STATED PROBLEM:
Extract all lines that hold the string "difficulty".

---- AVAILABLE DATA

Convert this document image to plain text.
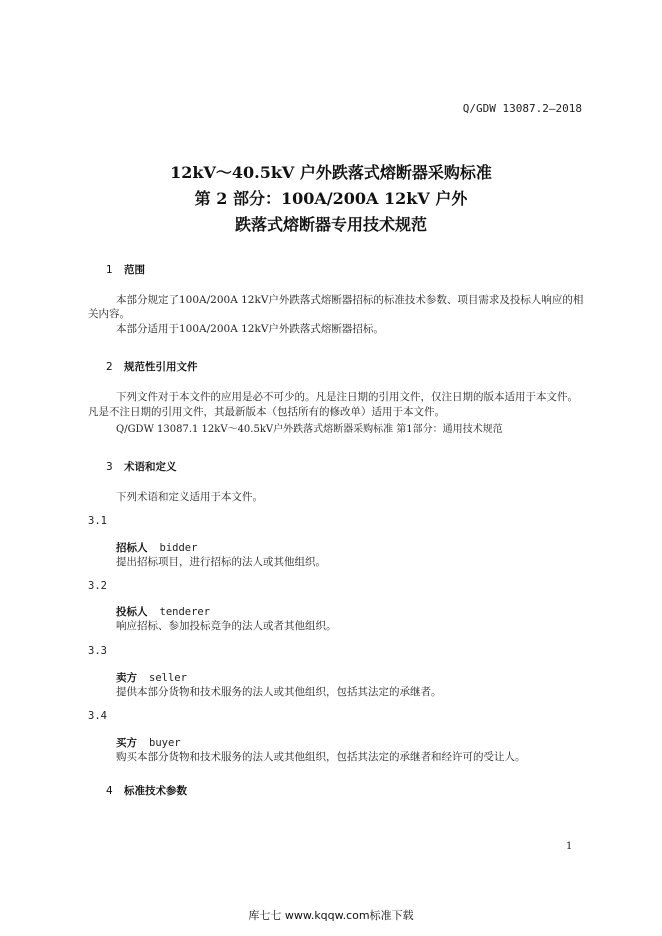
Q/GDW 13087.2—2018
12kV～40.5kV 户外跌落式熔断器采购标准
第 2 部分：100A/200A 12kV 户外
跌落式熔断器专用技术规范
1 范围
本部分规定了100A/200A 12kV户外跌落式熔断器招标的标准技术参数、项目需求及投标人响应的相
关内容。
本部分适用于100A/200A 12kV户外跌落式熔断器招标。
2 规范性引用文件
下列文件对于本文件的应用是必不可少的。凡是注日期的引用文件，仅注日期的版本适用于本文件。
凡是不注日期的引用文件，其最新版本（包括所有的修改单）适用于本文件。
Q/GDW 13087.1 12kV～40.5kV户外跌落式熔断器采购标准 第1部分：通用技术规范
3 术语和定义
下列术语和定义适用于本文件。
3.1
招标人 bidder
提出招标项目，进行招标的法人或其他组织。
3.2
投标人 tenderer
响应招标、参加投标竞争的法人或者其他组织。
3.3
卖方 seller
提供本部分货物和技术服务的法人或其他组织，包括其法定的承继者。
3.4
买方 buyer
购买本部分货物和技术服务的法人或其他组织，包括其法定的承继者和经许可的受让人。
4 标准技术参数
1
库七七 www.kqqw.com标准下载
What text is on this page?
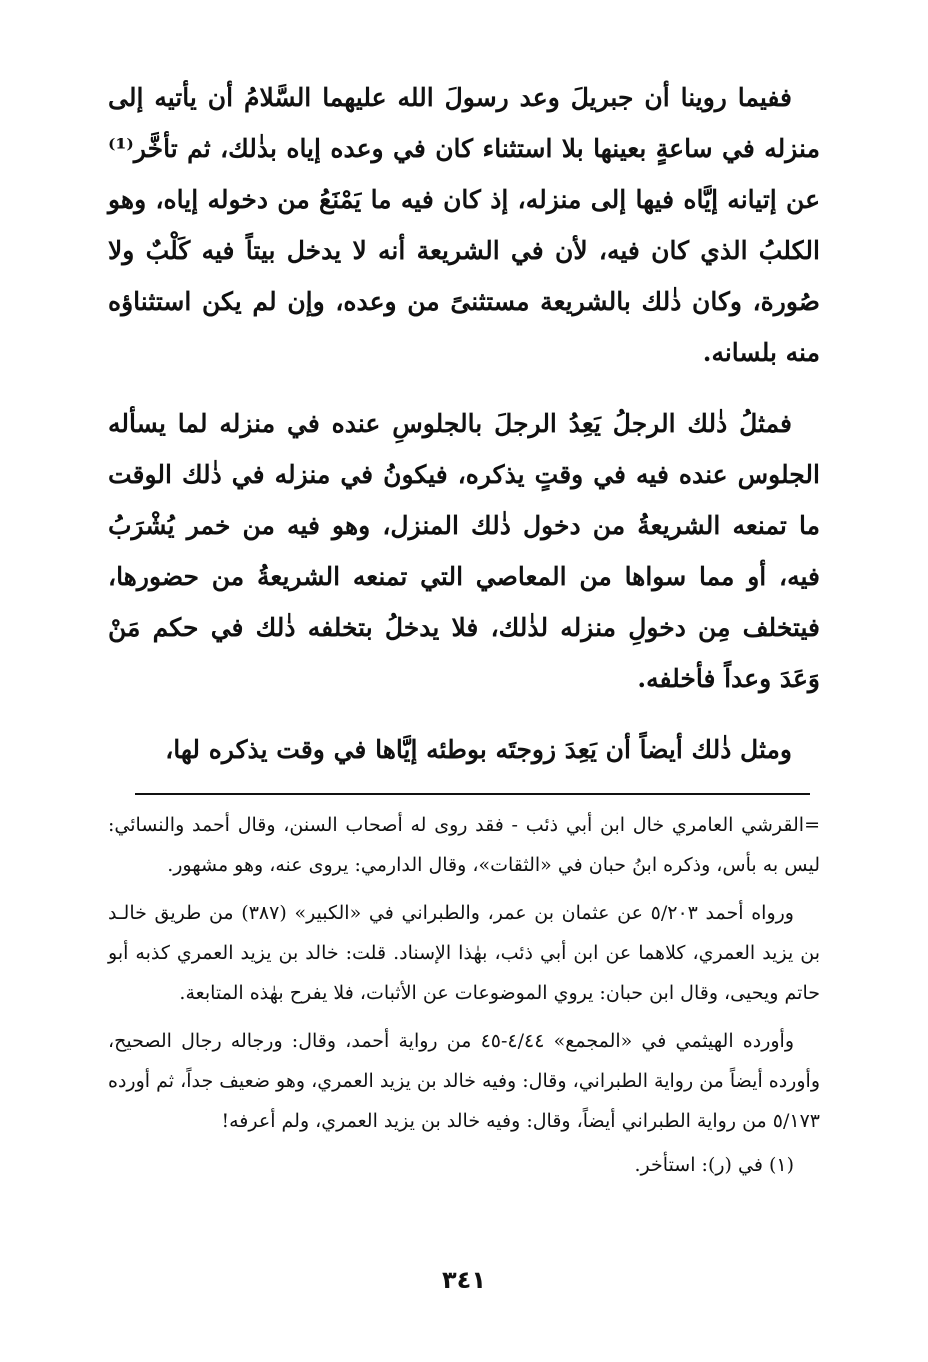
ففيما روينا أن جبريلَ وعد رسولَ الله عليهما السَّلامُ أن يأتيه إلى منزله في ساعةٍ بعينها بلا استثناء كان في وعده إياه بذٰلك، ثم تأخَّر⁽¹⁾ عن إتيانه إيَّاه فيها إلى منزله، إذ كان فيه ما يَمْنَعُ من دخوله إياه، وهو الكلبُ الذي كان فيه، لأن في الشريعة أنه لا يدخل بيتاً فيه كَلْبٌ ولا صُورة، وكان ذٰلك بالشريعة مستثنىً من وعده، وإن لم يكن استثناؤه منه بلسانه.

فمثلُ ذٰلك الرجلُ يَعِدُ الرجلَ بالجلوسِ عنده في منزله لما يسأله الجلوس عنده فيه في وقتٍ يذكره، فيكونُ في منزله في ذٰلك الوقت ما تمنعه الشريعةُ من دخول ذٰلك المنزل، وهو فيه من خمر يُشْرَبُ فيه، أو مما سواها من المعاصي التي تمنعه الشريعةُ من حضورها، فيتخلف مِن دخولِ منزله لذٰلك، فلا يدخلُ بتخلفه ذٰلك في حكم مَنْ وَعَدَ وعداً فأخلفه.

ومثل ذٰلك أيضاً أن يَعِدَ زوجتَه بوطئه إيَّاها في وقت يذكره لها،

=القرشي العامري خال ابن أبي ذئب - فقد روى له أصحاب السنن، وقال أحمد والنسائي: ليس به بأس، وذكره ابنُ حبان في «الثقات»، وقال الدارمي: يروى عنه، وهو مشهور.

ورواه أحمد ٥/٢٠٣ عن عثمان بن عمر، والطبراني في «الكبير» (٣٨٧) من طريق خالـد بن يزيد العمري، كلاهما عن ابن أبي ذئب، بهٰذا الإسناد. قلت: خالد بن يزيد العمري كذبه أبو حاتم ويحيى، وقال ابن حبان: يروي الموضوعات عن الأثبات، فلا يفرح بهٰذه المتابعة.

وأورده الهيثمي في «المجمع» ٤/٤٤-٤٥ من رواية أحمد، وقال: ورجاله رجال الصحيح، وأورده أيضاً من رواية الطبراني، وقال: وفيه خالد بن يزيد العمري، وهو ضعيف جداً، ثم أورده ٥/١٧٣ من رواية الطبراني أيضاً، وقال: وفيه خالد بن يزيد العمري، ولم أعرفه!

(١) في (ر): استأخر.

٣٤١
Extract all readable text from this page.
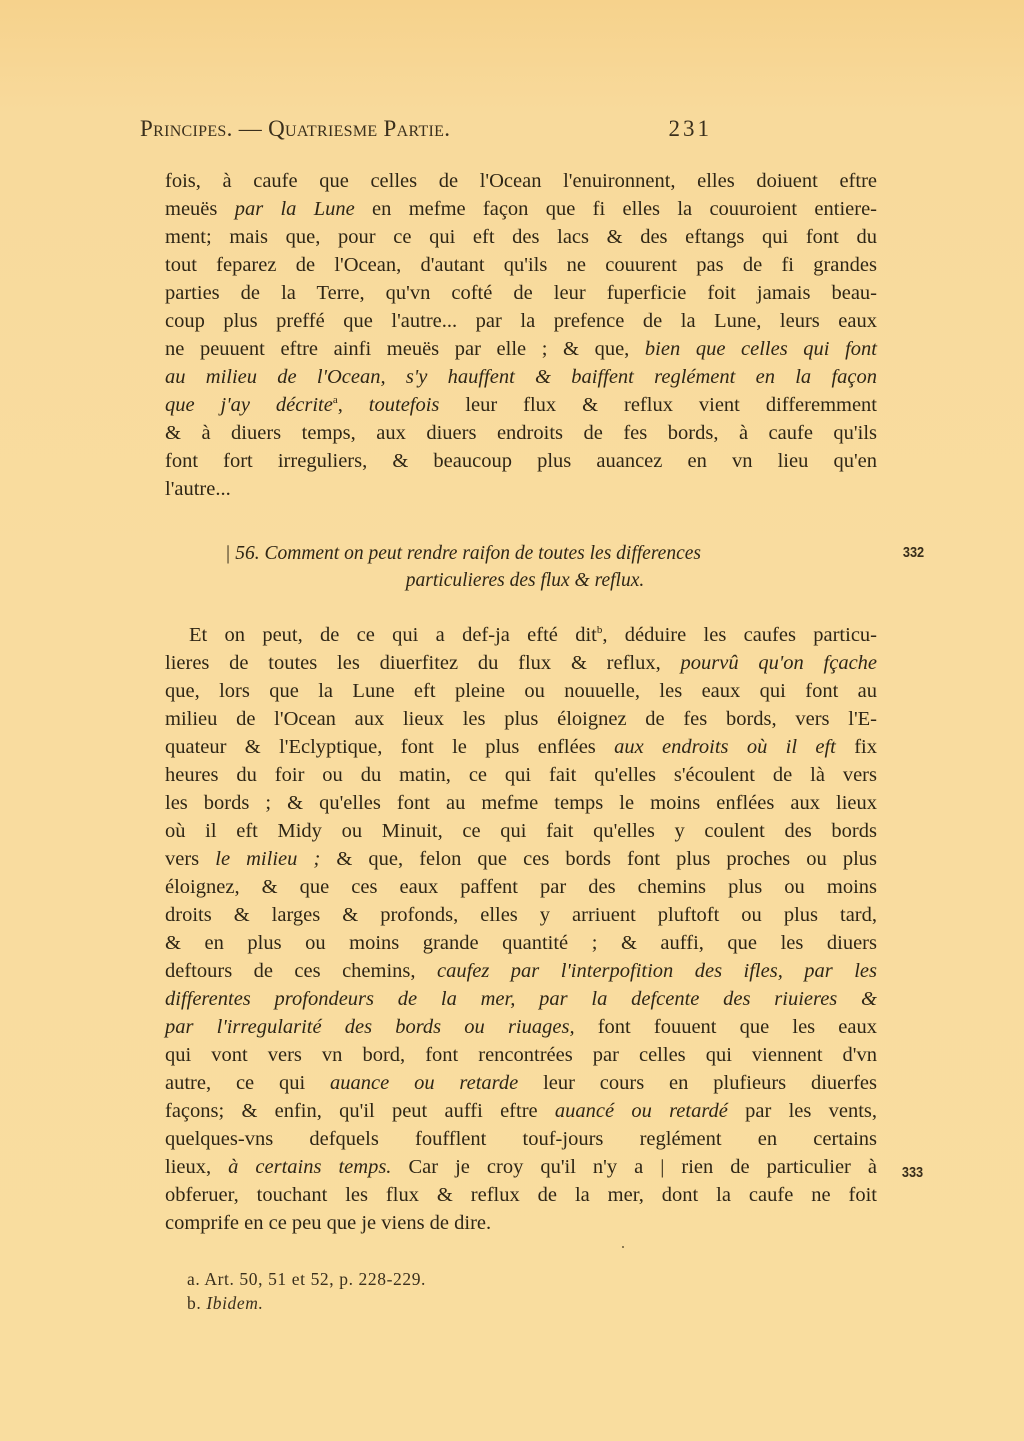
Principes. — Quatriesme Partie.	231

fois, à caufe que celles de l'Ocean l'enuironnent, elles doiuent eftre
meuës par la Lune en mefme façon que fi elles la couuroient entiere-
ment; mais que, pour ce qui eft des lacs & des eftangs qui font du
tout feparez de l'Ocean, d'autant qu'ils ne couurent pas de fi grandes
parties de la Terre, qu'vn cofté de leur fuperficie foit jamais beau-
coup plus preffé que l'autre... par la prefence de la Lune, leurs eaux
ne peuuent eftre ainfi meuës par elle ; & que, bien que celles qui font
au milieu de l'Ocean, s'y hauffent & baiffent reglément en la façon
que j'ay décrite$^a$, toutefois leur flux & reflux vient differemment
& à diuers temps, aux diuers endroits de fes bords, à caufe qu'ils
font fort irreguliers, & beaucoup plus auancez en vn lieu qu'en
l'autre...

| 56. Comment on peut rendre raifon de toutes les differences
particulieres des flux & reflux.

Et on peut, de ce qui a def-ja efté dit$^b$, déduire les caufes particu-
lieres de toutes les diuerfitez du flux & reflux, pourvû qu'on fçache
que, lors que la Lune eft pleine ou nouuelle, les eaux qui font au
milieu de l'Ocean aux lieux les plus éloignez de fes bords, vers l'E-
quateur & l'Eclyptique, font le plus enflées aux endroits où il eft fix
heures du foir ou du matin, ce qui fait qu'elles s'écoulent de là vers
les bords ; & qu'elles font au mefme temps le moins enflées aux lieux
où il eft Midy ou Minuit, ce qui fait qu'elles y coulent des bords
vers le milieu ; & que, felon que ces bords font plus proches ou plus
éloignez, & que ces eaux paffent par des chemins plus ou moins
droits & larges & profonds, elles y arriuent pluftoft ou plus tard,
& en plus ou moins grande quantité ; & auffi, que les diuers
deftours de ces chemins, caufez par l'interpofition des ifles, par les
differentes profondeurs de la mer, par la defcente des riuieres &
par l'irregularité des bords ou riuages, font fouuent que les eaux
qui vont vers vn bord, font rencontrées par celles qui viennent d'vn
autre, ce qui auance ou retarde leur cours en plufieurs diuerfes
façons; & enfin, qu'il peut auffi eftre auancé ou retardé par les vents,
quelques-vns defquels foufflent touf-jours reglément en certains
lieux, à certains temps. Car je croy qu'il n'y a | rien de particulier à
obferuer, touchant les flux & reflux de la mer, dont la caufe ne foit
comprife en ce peu que je viens de dire.

332
333
a. Art. 50, 51 et 52, p. 228-229.
b. Ibidem.
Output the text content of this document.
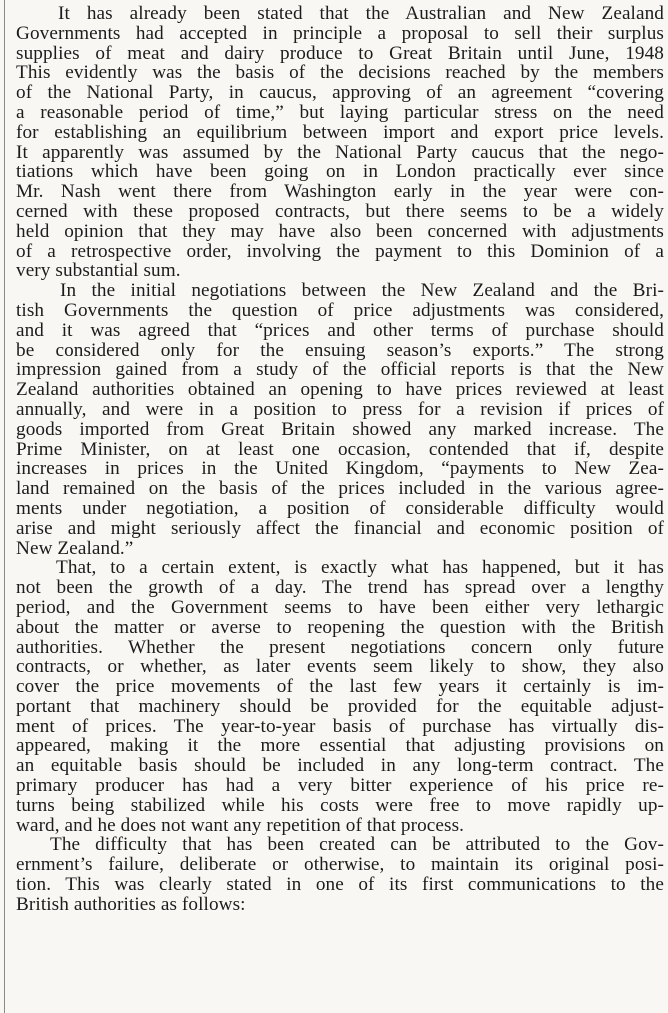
It has already been stated that the Australian and New Zealand
Governments had accepted in principle a proposal to sell their surplus
supplies of meat and dairy produce to Great Britain until June, 1948
This evidently was the basis of the decisions reached by the members
of the National Party, in caucus, approving of an agreement “covering
a reasonable period of time,” but laying particular stress on the need
for establishing an equilibrium between import and export price levels.
It apparently was assumed by the National Party caucus that the nego-
tiations which have been going on in London practically ever since
Mr. Nash went there from Washington early in the year were con-
cerned with these proposed contracts, but there seems to be a widely
held opinion that they may have also been concerned with adjustments
of a retrospective order, involving the payment to this Dominion of a
very substantial sum.
In the initial negotiations between the New Zealand and the Bri-
tish Governments the question of price adjustments was considered,
and it was agreed that “prices and other terms of purchase should
be considered only for the ensuing season’s exports.” The strong
impression gained from a study of the official reports is that the New
Zealand authorities obtained an opening to have prices reviewed at least
annually, and were in a position to press for a revision if prices of
goods imported from Great Britain showed any marked increase. The
Prime Minister, on at least one occasion, contended that if, despite
increases in prices in the United Kingdom, “payments to New Zea-
land remained on the basis of the prices included in the various agree-
ments under negotiation, a position of considerable difficulty would
arise and might seriously affect the financial and economic position of
New Zealand.”
That, to a certain extent, is exactly what has happened, but it has
not been the growth of a day. The trend has spread over a lengthy
period, and the Government seems to have been either very lethargic
about the matter or averse to reopening the question with the British
authorities. Whether the present negotiations concern only future
contracts, or whether, as later events seem likely to show, they also
cover the price movements of the last few years it certainly is im-
portant that machinery should be provided for the equitable adjust-
ment of prices. The year-to-year basis of purchase has virtually dis-
appeared, making it the more essential that adjusting provisions on
an equitable basis should be included in any long-term contract. The
primary producer has had a very bitter experience of his price re-
turns being stabilized while his costs were free to move rapidly up-
ward, and he does not want any repetition of that process.
The difficulty that has been created can be attributed to the Gov-
ernment’s failure, deliberate or otherwise, to maintain its original posi-
tion. This was clearly stated in one of its first communications to the
British authorities as follows:
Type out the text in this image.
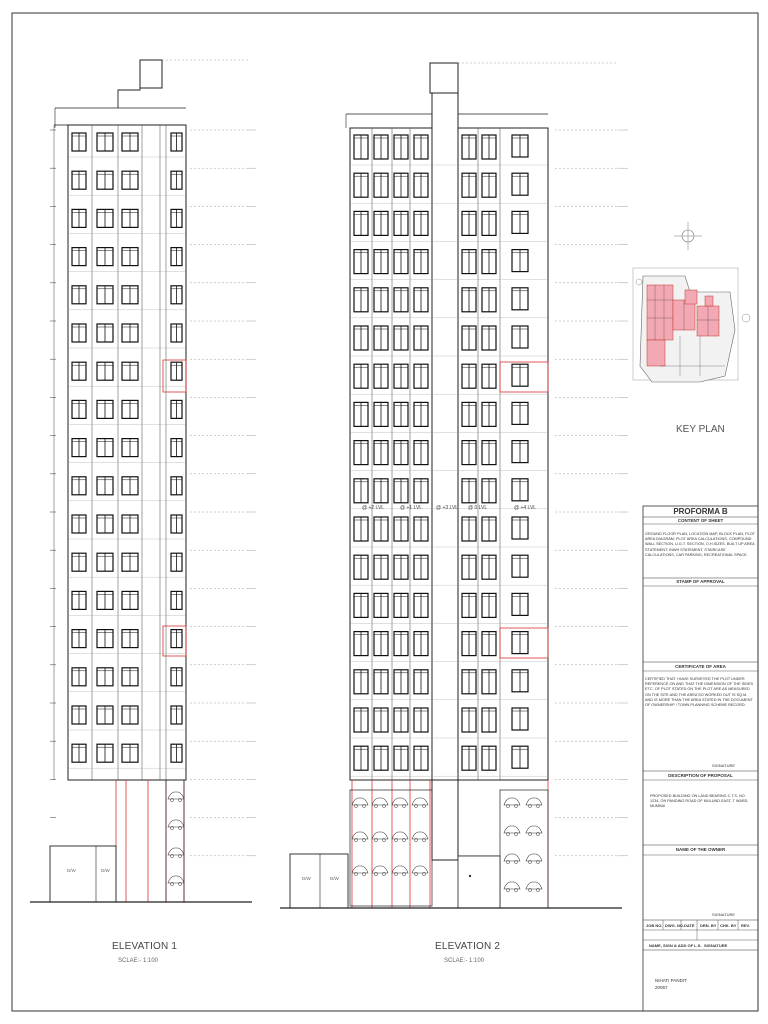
ELEVATION 1
SCLAE:- 1:100
D/W	D/W
ELEVATION 2
SCLAE:- 1:100
D/W	D/W
@ +2 LVL	@ +1 LVL	@ +3 LVL @ 0 LVL	@ +4 LVL
KEY PLAN
PROFORMA B
CONTENT OF SHEET
GROUND FLOOR PLAN, LOCATION MAP, BLOCK PLAN, PLOT AREA DIAGRAM, PLOT AREA CALCULATIONS, COMPOUND WALL SECTION, U.G.T. SECTION, O.H.SIZES, BUILT UP AREA STATEMENT, INWH STATEMENT, STAIRCASE CALCULATIONS, CAR PARKING, RECREATIONAL SPACE.
STAMP OF APPROVAL
CERTIFICATE OF AREA
CERTIFIED THAT I HAVE SURVEYED THE PLOT UNDER REFERENCE ON AND THAT THE DIMENSION OF THE SIDES ETC. OF PLOT STATED ON THE PLOT ARE AS MEASURED ON THE SITE AND THE AREA SO WORKED OUT IS SQ.M. AND IS MORE THAN THE AREA STATED IN THE DOCUMENT OF OWNERSHIP / TOWN PLANNING SCHEME RECORD.
SIGNATURE
DESCRIPTION OF PROPOSAL
PROPOSED BUILDING ON LAND BEARING C.T.S. NO 1234, ON PANDING ROAD OF MULUND EAST, T WARD, MUMBAI
NAME OF THE OWNER
SIGNATURE
JOB NO. DWG. NO. DATE DRN. BY CHK. BY REV.
NAME, SIGN & ADD OF L.S. SIGNATURE
NIHATI PANDIT
20067
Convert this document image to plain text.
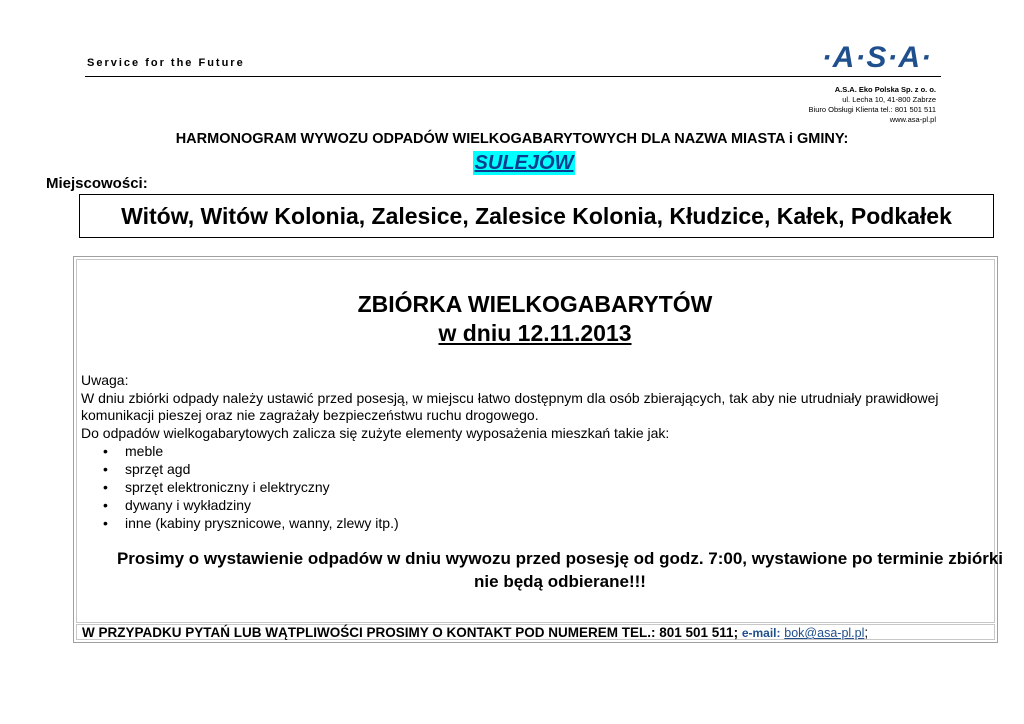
Service for the Future	·A·S·A·
A.S.A. Eko Polska Sp. z o. o.
ul. Lecha 10, 41-800 Zabrze
Biuro Obsługi Klienta tel.: 801 501 511
www.asa-pl.pl
HARMONOGRAM WYWOZU ODPADÓW WIELKOGABARYTOWYCH DLA NAZWA MIASTA i GMINY:
SULEJÓW
Miejscowości:
Witów, Witów Kolonia, Zalesice, Zalesice Kolonia, Kłudzice, Kałek, Podkałek
ZBIÓRKA WIELKOGABARYTÓW
w dniu 12.11.2013

Uwaga:

W dniu zbiórki odpady należy ustawić przed posesją, w miejscu łatwo dostępnym dla osób zbierających, tak aby nie utrudniały prawidłowej komunikacji pieszej oraz nie zagrażały bezpieczeństwu ruchu drogowego.

Do odpadów wielkogabarytowych zalicza się zużyte elementy wyposażenia mieszkań takie jak:

• meble
• sprzęt agd
• sprzęt elektroniczny i elektryczny
• dywany i wykładziny
• inne (kabiny prysznicowe, wanny, zlewy itp.)
Prosimy o wystawienie odpadów w dniu wywozu przed posesję od godz. 7:00, wystawione po terminie zbiórki nie będą odbierane!!!
W PRZYPADKU PYTAŃ LUB WĄTPLIWOŚCI PROSIMY O KONTAKT POD NUMEREM TEL.: 801 501 511; e-mail: bok@asa-pl.pl;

--------

WRITTEN ANSWER:
ments under negotiation, a position of considerable difficulty would
The difficulty that has been created can be attributed to the Gov-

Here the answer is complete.